## Problem statement
Search the records that follow and extract every line containing the string "children".

++++

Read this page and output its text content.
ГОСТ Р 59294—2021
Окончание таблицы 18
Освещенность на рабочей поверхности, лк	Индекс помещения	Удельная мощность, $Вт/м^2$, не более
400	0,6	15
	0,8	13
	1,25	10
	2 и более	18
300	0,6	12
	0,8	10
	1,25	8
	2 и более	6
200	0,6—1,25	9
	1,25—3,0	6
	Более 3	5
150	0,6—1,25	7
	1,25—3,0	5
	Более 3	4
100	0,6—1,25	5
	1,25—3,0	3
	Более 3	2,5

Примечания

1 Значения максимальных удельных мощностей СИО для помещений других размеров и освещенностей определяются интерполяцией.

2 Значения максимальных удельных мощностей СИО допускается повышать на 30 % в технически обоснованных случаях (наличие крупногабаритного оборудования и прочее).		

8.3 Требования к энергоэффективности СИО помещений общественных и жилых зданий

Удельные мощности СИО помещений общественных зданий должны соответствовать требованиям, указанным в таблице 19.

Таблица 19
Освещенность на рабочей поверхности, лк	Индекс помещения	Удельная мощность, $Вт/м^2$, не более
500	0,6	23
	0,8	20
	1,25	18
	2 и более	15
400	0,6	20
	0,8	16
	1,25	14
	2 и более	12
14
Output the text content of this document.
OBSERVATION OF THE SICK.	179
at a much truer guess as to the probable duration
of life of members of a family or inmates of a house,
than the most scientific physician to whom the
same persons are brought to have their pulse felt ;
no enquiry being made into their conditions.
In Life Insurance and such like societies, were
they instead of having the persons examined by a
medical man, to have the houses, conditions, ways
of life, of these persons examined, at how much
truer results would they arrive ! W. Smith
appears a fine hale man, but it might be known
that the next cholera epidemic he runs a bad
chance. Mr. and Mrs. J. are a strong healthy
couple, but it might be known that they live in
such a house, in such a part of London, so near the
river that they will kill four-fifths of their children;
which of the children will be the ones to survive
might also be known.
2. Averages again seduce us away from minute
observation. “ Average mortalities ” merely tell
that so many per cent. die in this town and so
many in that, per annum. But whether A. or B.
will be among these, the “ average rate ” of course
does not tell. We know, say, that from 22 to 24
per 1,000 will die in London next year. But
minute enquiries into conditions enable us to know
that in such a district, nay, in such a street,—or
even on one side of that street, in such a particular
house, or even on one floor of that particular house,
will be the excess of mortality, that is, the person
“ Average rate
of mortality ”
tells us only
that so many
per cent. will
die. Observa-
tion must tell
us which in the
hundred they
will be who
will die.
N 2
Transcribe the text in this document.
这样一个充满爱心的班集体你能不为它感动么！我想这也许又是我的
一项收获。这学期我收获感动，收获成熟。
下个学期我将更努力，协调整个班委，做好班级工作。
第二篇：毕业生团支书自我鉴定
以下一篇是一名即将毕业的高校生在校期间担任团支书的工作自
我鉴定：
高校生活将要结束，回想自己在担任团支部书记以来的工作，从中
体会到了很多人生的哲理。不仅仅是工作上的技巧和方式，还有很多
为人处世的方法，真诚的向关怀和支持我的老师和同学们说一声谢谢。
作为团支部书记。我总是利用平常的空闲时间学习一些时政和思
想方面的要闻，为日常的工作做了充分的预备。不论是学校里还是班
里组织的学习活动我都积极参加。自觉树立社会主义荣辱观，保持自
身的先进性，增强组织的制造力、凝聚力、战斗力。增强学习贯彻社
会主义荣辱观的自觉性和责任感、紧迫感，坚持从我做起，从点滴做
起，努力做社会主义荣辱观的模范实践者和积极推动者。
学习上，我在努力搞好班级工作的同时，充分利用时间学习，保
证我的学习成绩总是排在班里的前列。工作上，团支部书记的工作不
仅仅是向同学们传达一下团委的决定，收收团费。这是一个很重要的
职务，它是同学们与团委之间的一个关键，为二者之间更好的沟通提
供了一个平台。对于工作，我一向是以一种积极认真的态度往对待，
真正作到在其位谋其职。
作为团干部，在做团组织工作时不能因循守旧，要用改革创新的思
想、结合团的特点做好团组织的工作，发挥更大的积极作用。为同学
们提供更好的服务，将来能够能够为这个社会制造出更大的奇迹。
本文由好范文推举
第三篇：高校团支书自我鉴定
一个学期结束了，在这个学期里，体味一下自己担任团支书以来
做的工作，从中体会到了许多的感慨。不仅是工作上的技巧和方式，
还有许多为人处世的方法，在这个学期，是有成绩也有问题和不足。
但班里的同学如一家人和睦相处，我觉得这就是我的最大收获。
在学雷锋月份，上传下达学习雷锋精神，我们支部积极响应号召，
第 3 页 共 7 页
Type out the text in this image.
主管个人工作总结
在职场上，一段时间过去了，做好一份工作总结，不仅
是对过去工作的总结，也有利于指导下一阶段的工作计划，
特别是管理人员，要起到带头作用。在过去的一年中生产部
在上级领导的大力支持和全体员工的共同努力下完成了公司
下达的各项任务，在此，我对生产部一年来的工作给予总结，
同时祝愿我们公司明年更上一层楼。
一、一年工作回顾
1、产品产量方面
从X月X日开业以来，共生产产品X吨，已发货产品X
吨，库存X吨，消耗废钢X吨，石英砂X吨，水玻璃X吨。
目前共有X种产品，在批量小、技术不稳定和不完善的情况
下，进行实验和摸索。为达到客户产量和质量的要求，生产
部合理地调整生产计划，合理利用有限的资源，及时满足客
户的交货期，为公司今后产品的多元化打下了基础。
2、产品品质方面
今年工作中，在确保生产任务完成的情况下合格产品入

++++

## Output of the task
river that they will kill four-fifths of their children;
which of the children will be the ones to survive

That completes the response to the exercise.